Certes, la classe sacerdotale possède partout une situation privilégiée, et souvent elle garde le premier rang. Mais il est rare qu’elle règne sans conteste, et par ses seules forces. Le plus souvent, il lui faut compter avec un pouvoir séculier ; tantôt elle fait alliance avec lui ; tantôt elle lui livre combat ; mais il limite l’extension de ses prérogatives, et le plus souvent réduit graduellement son influence. Parmi les γένη qu’Hérodote distingue en Égypte, le corps des prêtres est nommé le premier : ses privilèges sont indiscutables, des terres lui sont réservées, les charges communes ne l’atteignent pas. Les corporations des temples forment une société religieuse juxtaposée plutôt que mêlée à la société civile. Mais le prince veille au gouvernement des temples, il place ses créatures à leur tête. Ces États dans l’État restent dominés par la souveraineté royale[2]. De même si puissant qu’il ait été au Moyen Âge, le pouvoir spirituel n’a pas réussi à se subordonner le pouvoir temporel ; tout compte fait, ce sont les rois qui ont le plus gagné au règne de la théocratie catholique.

▶ Extraits d'enregistrements
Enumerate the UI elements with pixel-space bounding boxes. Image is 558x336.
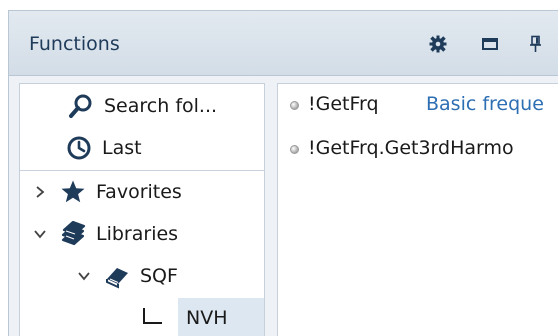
tree-item-label: Search fol... xyxy=(104,95,218,117)
clock-icon xyxy=(66,135,92,161)
pin-icon[interactable] xyxy=(527,35,545,53)
bullet-icon xyxy=(290,101,299,110)
tree-item-favorites[interactable]: Favorites xyxy=(20,172,264,212)
panel-titlebar: Functions xyxy=(9,11,558,76)
function-row[interactable]: !GetFrq.Get3rdHarmo xyxy=(278,130,558,166)
tree-item-label: SQF xyxy=(140,265,178,287)
chevron-down-icon[interactable] xyxy=(32,225,48,243)
tree-item-nvh[interactable]: NVH xyxy=(20,298,264,336)
tree-item-sqf[interactable]: SQF xyxy=(20,256,264,296)
tree-item-label: NVH xyxy=(186,307,228,329)
books-icon xyxy=(60,220,86,247)
function-name: !GetFrq xyxy=(308,93,379,115)
tree-item-libraries[interactable]: Libraries xyxy=(20,214,264,254)
gear-icon[interactable] xyxy=(429,35,447,53)
star-icon xyxy=(60,179,86,205)
folder-tree: Search fol... Last Favorites Libraries S… xyxy=(19,83,265,336)
function-description: Basic freque xyxy=(426,93,544,115)
tree-item-label: Last xyxy=(102,137,142,159)
function-list: !GetFrq Basic freque !GetFrq.Get3rdHarmo xyxy=(277,83,558,336)
functions-panel: Functions Search fol... Last Favorites L… xyxy=(8,10,558,336)
tree-item-last[interactable]: Last xyxy=(20,128,264,168)
tree-item-label: Favorites xyxy=(96,181,182,203)
tree-item-label: Libraries xyxy=(96,223,179,245)
tree-item-search-folder[interactable]: Search fol... xyxy=(20,86,264,126)
panel-title: Functions xyxy=(29,33,120,55)
maximize-icon[interactable] xyxy=(481,35,499,53)
tree-divider xyxy=(20,170,264,171)
bullet-icon xyxy=(290,145,299,154)
chevron-right-icon[interactable] xyxy=(32,183,48,201)
chevron-down-icon[interactable] xyxy=(76,267,92,285)
tree-connector-icon xyxy=(140,305,166,331)
book-icon xyxy=(104,263,130,289)
search-icon xyxy=(68,93,94,119)
function-row[interactable]: !GetFrq Basic freque xyxy=(278,86,558,122)
function-name: !GetFrq.Get3rdHarmo xyxy=(308,137,514,159)
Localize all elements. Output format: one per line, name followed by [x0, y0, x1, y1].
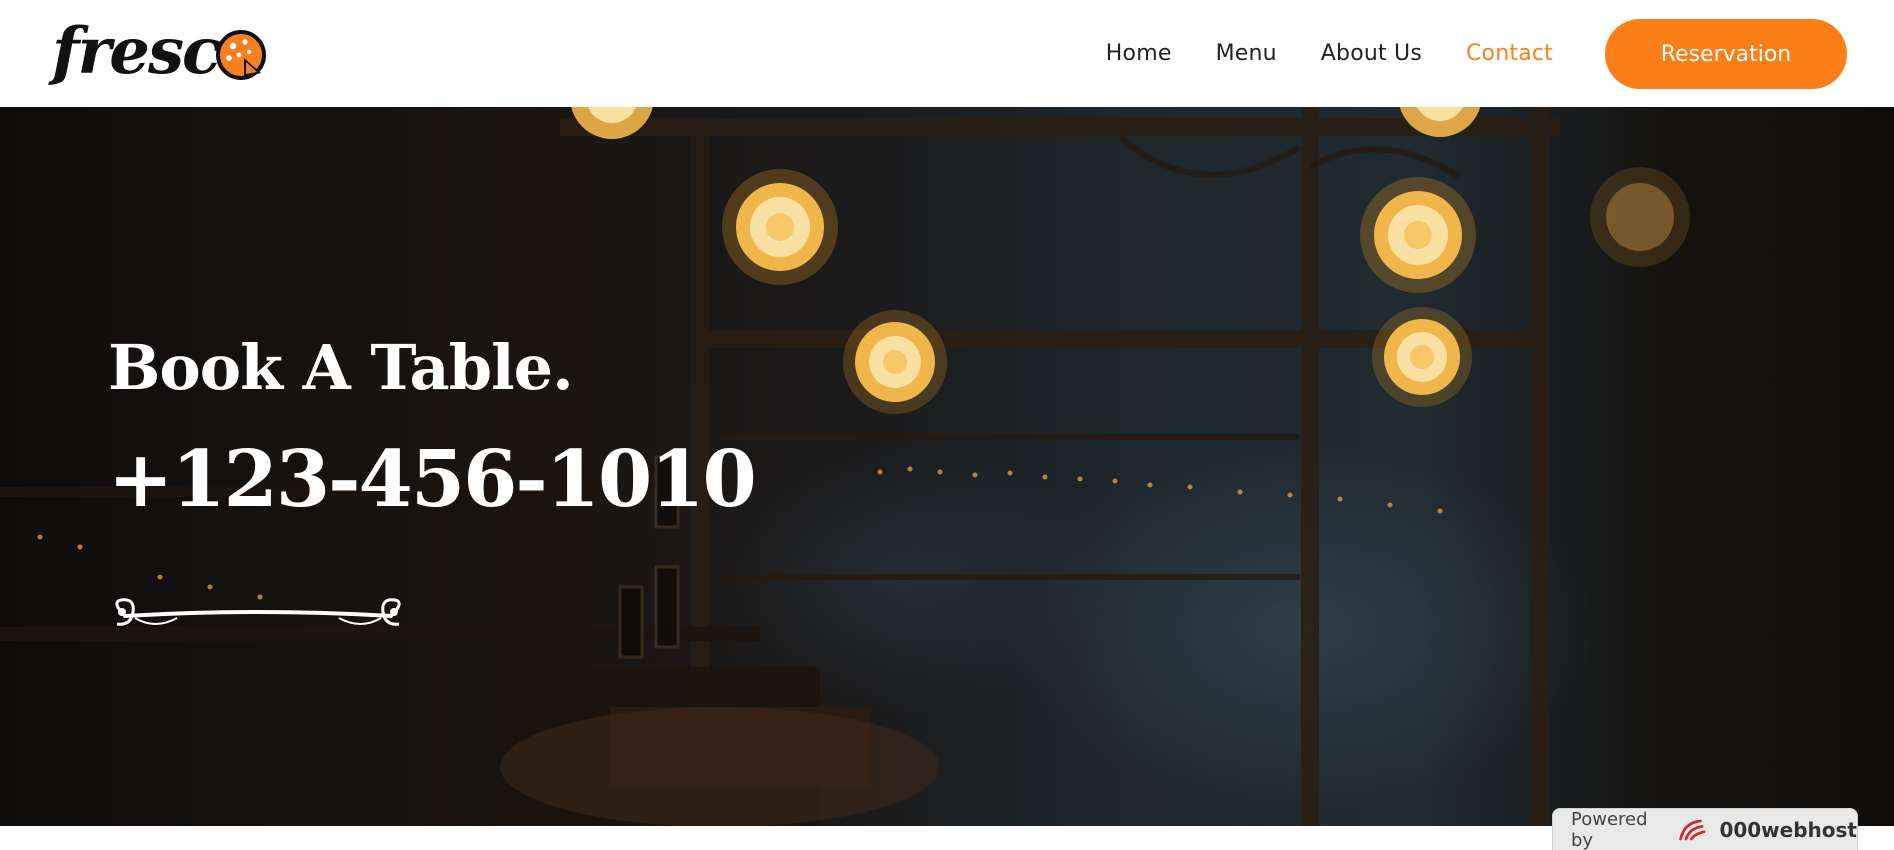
nav-home[interactable]: Home [1106, 41, 1172, 66]
pizza-logo-icon [215, 30, 266, 80]
powered-by-badge[interactable]: Powered by 000webhost [1552, 808, 1858, 850]
reservation-button[interactable]: Reservation [1605, 19, 1847, 89]
powered-by-brand: 000webhost [1719, 817, 1857, 842]
000webhost-logo-icon [1679, 819, 1706, 840]
nav-about-us[interactable]: About Us [1321, 41, 1422, 66]
powered-by-label: Powered by [1571, 808, 1648, 850]
hero-content: Book A Table. +123-456-1010 [108, 331, 757, 519]
flourish-divider-icon [115, 598, 401, 626]
hero-phone-number[interactable]: +123-456-1010 [108, 441, 757, 519]
nav-menu[interactable]: Menu [1216, 41, 1277, 66]
main-nav: Home Menu About Us Contact [1106, 0, 1553, 107]
hero-banner: Book A Table. +123-456-1010 [0, 107, 1894, 826]
site-header: fresc Home Menu About Us Contact Reserva… [0, 0, 1894, 107]
hero-title: Book A Table. [108, 331, 574, 404]
logo-text: fresc [52, 14, 221, 89]
brand-logo[interactable]: fresc [52, 14, 267, 90]
nav-contact[interactable]: Contact [1466, 41, 1553, 66]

▶ Exercice court
Poursuivez le texte sur la classe sacerdotale face au pouvoir séculier, en reprenant après sa dernière phrase. Le listing constitue un matériau indépendant du texte.

▶ Sortie
Dans la théocratie brahmanique au contraire, les prêtres restent seuls au pinacle[3].

Non sans luttes, comme il est vraisemblable. La littérature sacerdotale a gardé le souvenir de la puissance des Kshatriyas, et des obstacles qu’ils opposèrent à la puissance des Brahmanes. La façon même dont la prééminence des Brahmanes est affirmée prouve qu’elle ne fut

  1. Ibbetson, cité par Senart, p. 101.
  2. Cf. Maspero, Histoire ancienne des peuples de l’Orient classique, I, p. 127, 304.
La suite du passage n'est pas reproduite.